DO THIS: Type out the complete listing below word for word, without its pictures.

GIVEN DATA:
Start
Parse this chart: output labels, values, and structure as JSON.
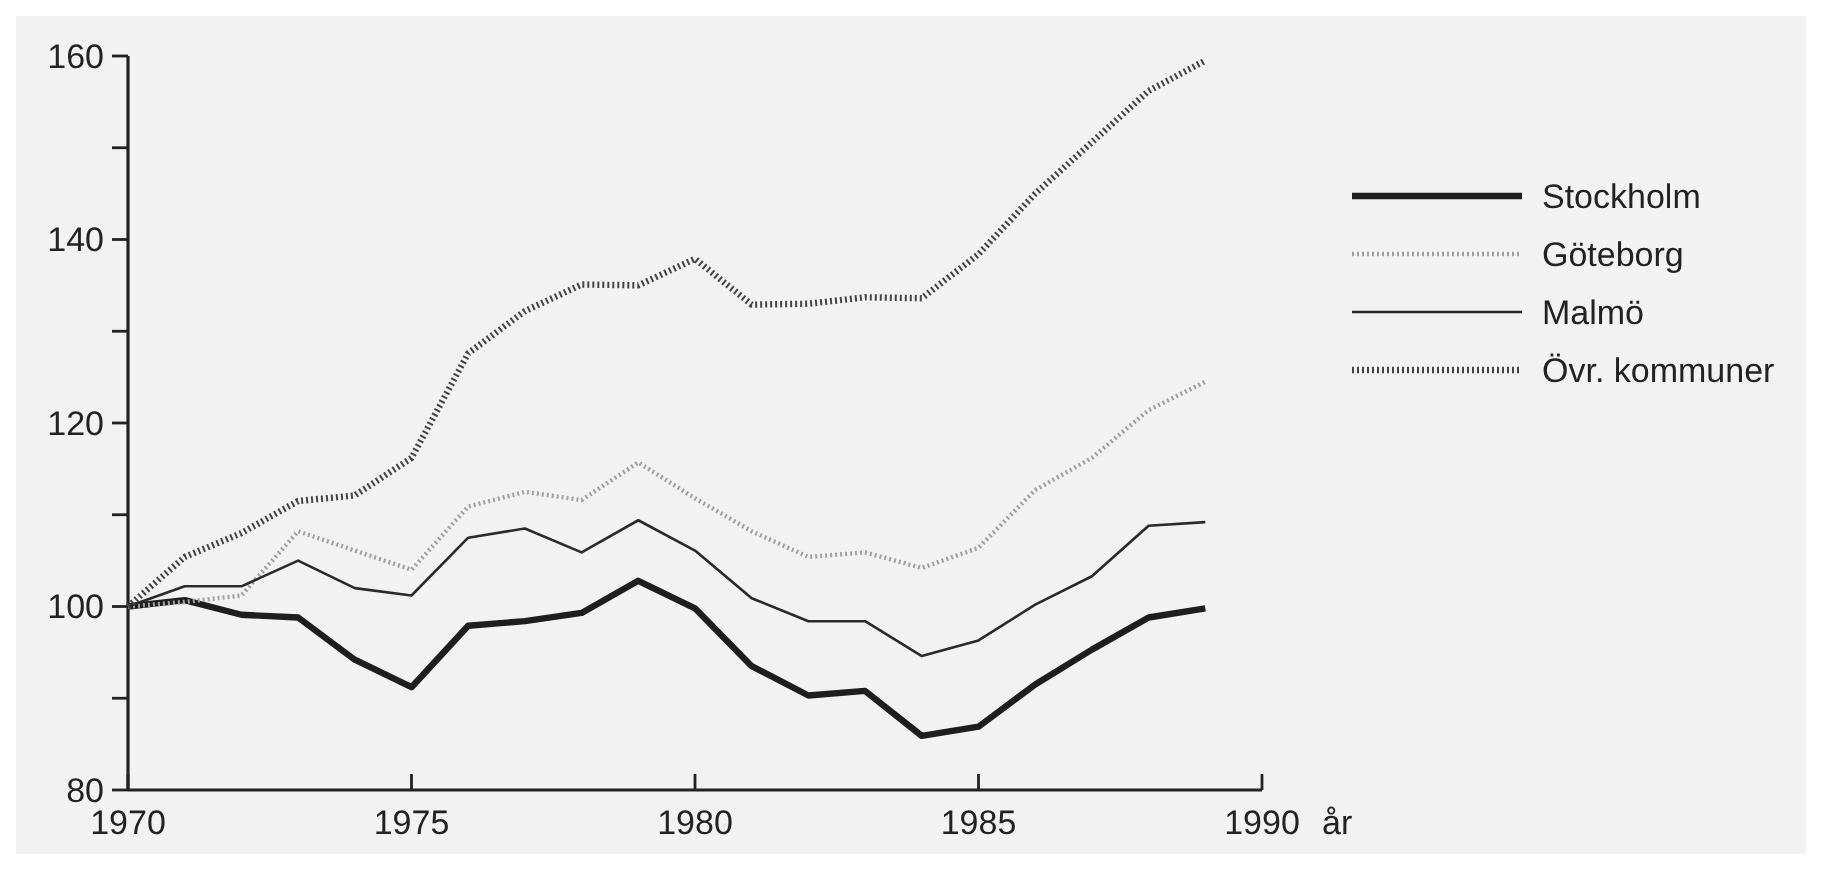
{
  "chart_data": {
    "type": "line",
    "xlabel": "år",
    "x": [
      1970,
      1971,
      1972,
      1973,
      1974,
      1975,
      1976,
      1977,
      1978,
      1979,
      1980,
      1981,
      1982,
      1983,
      1984,
      1985,
      1986,
      1987,
      1988,
      1989
    ],
    "xlim": [
      1970,
      1990
    ],
    "xticks": [
      1970,
      1975,
      1980,
      1985,
      1990
    ],
    "ylim": [
      80,
      160
    ],
    "yticks": [
      80,
      {
        "value": 90,
        "label": null
      },
      100,
      {
        "value": 110,
        "label": null
      },
      120,
      {
        "value": 130,
        "label": null
      },
      140,
      {
        "value": 150,
        "label": null
      },
      160
    ],
    "grid": false,
    "legend": "right",
    "series": [
      {
        "name": "Stockholm",
        "color": "#1e1e1e",
        "line_style": "solid",
        "values": [
          100,
          100.7,
          99.1,
          98.8,
          94.2,
          91.2,
          97.9,
          98.4,
          99.3,
          102.8,
          99.8,
          93.5,
          90.3,
          90.8,
          85.9,
          86.9,
          91.5,
          95.3,
          98.8,
          99.8
        ]
      },
      {
        "name": "Göteborg",
        "color": "#a0a0a0",
        "line_style": "dotted",
        "values": [
          100,
          100.5,
          101.2,
          108.2,
          106.1,
          104.0,
          110.9,
          112.5,
          111.6,
          115.7,
          111.8,
          108.2,
          105.4,
          105.9,
          104.2,
          106.4,
          112.7,
          116.2,
          121.4,
          124.5
        ]
      },
      {
        "name": "Malmö",
        "color": "#2a2a2a",
        "line_style": "solid",
        "values": [
          100,
          102.2,
          102.2,
          105.0,
          102.0,
          101.2,
          107.5,
          108.5,
          105.9,
          109.4,
          106.1,
          100.9,
          98.4,
          98.4,
          94.6,
          96.3,
          100.2,
          103.3,
          108.8,
          109.2
        ]
      },
      {
        "name": "Övr. kommuner",
        "color": "#444444",
        "line_style": "dotted",
        "values": [
          100,
          105.4,
          108.0,
          111.5,
          112.1,
          116.2,
          127.6,
          132.2,
          135.1,
          135.0,
          137.9,
          132.9,
          133.0,
          133.7,
          133.6,
          138.4,
          145.0,
          150.6,
          156.2,
          159.5
        ]
      }
    ]
  }
}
End
ANSWER TO THIS TASK:
Parse this chart: output labels, values, and structure as JSON.
{
  "chart_data": {
    "type": "line",
    "xlabel": "år",
    "x": [
      1970,
      1971,
      1972,
      1973,
      1974,
      1975,
      1976,
      1977,
      1978,
      1979,
      1980,
      1981,
      1982,
      1983,
      1984,
      1985,
      1986,
      1987,
      1988,
      1989
    ],
    "xlim": [
      1970,
      1990
    ],
    "xticks": [
      1970,
      1975,
      1980,
      1985,
      1990
    ],
    "ylim": [
      80,
      160
    ],
    "yticks": [
      80,
      {
        "value": 90,
        "label": null
      },
      100,
      {
        "value": 110,
        "label": null
      },
      120,
      {
        "value": 130,
        "label": null
      },
      140,
      {
        "value": 150,
        "label": null
      },
      160
    ],
    "grid": false,
    "legend": "right",
    "series": [
      {
        "name": "Stockholm",
        "color": "#1e1e1e",
        "line_style": "solid",
        "values": [
          100,
          100.7,
          99.1,
          98.8,
          94.2,
          91.2,
          97.9,
          98.4,
          99.3,
          102.8,
          99.8,
          93.5,
          90.3,
          90.8,
          85.9,
          86.9,
          91.5,
          95.3,
          98.8,
          99.8
        ]
      },
      {
        "name": "Göteborg",
        "color": "#a0a0a0",
        "line_style": "dotted",
        "values": [
          100,
          100.5,
          101.2,
          108.2,
          106.1,
          104.0,
          110.9,
          112.5,
          111.6,
          115.7,
          111.8,
          108.2,
          105.4,
          105.9,
          104.2,
          106.4,
          112.7,
          116.2,
          121.4,
          124.5
        ]
      },
      {
        "name": "Malmö",
        "color": "#2a2a2a",
        "line_style": "solid",
        "values": [
          100,
          102.2,
          102.2,
          105.0,
          102.0,
          101.2,
          107.5,
          108.5,
          105.9,
          109.4,
          106.1,
          100.9,
          98.4,
          98.4,
          94.6,
          96.3,
          100.2,
          103.3,
          108.8,
          109.2
        ]
      },
      {
        "name": "Övr. kommuner",
        "color": "#444444",
        "line_style": "dotted",
        "values": [
          100,
          105.4,
          108.0,
          111.5,
          112.1,
          116.2,
          127.6,
          132.2,
          135.1,
          135.0,
          137.9,
          132.9,
          133.0,
          133.7,
          133.6,
          138.4,
          145.0,
          150.6,
          156.2,
          159.5
        ]
      }
    ]
  }
}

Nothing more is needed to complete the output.